**WHAT THE TASK REQUIRES**
Among the records that follow, count the lines with the string "this"; report only that count.

**Records from a data source**
──────
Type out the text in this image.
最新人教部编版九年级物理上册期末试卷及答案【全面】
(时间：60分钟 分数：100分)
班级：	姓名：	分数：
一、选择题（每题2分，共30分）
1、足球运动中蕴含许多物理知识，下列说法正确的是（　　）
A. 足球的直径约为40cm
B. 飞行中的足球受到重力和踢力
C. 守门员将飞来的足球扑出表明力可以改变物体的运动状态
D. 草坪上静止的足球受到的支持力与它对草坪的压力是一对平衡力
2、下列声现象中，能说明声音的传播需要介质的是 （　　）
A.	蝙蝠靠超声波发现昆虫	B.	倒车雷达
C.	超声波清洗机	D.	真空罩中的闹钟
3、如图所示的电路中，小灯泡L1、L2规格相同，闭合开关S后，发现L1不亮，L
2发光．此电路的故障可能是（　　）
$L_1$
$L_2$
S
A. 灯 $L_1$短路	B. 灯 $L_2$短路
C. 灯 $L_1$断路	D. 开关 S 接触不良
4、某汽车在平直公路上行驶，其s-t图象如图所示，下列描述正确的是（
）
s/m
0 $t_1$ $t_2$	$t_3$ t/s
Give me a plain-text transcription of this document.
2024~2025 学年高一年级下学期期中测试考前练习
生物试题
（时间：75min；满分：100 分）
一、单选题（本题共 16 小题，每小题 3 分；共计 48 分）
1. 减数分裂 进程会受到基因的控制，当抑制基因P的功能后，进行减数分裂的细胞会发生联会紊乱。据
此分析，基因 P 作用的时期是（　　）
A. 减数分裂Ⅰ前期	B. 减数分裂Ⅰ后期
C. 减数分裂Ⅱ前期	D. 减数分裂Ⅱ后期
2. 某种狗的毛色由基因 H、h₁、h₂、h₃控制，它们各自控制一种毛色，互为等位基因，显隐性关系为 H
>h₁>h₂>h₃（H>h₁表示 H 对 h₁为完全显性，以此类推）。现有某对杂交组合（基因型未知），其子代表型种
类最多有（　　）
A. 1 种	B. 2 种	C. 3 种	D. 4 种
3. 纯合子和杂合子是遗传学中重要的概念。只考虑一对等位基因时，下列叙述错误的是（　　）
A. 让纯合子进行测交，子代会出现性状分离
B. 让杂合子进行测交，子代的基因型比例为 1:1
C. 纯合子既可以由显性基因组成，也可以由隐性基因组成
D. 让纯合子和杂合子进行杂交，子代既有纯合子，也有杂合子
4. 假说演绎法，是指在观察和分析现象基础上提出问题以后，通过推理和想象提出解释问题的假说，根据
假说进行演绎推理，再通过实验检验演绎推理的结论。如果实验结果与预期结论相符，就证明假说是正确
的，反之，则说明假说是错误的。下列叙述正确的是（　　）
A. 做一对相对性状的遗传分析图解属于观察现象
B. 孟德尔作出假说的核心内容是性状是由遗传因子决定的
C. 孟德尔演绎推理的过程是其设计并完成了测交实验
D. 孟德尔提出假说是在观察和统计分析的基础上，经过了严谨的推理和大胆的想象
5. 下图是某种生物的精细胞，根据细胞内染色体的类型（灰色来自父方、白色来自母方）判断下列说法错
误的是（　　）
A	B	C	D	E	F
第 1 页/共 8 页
──────
**RESULT OF THE EXERCISE**
2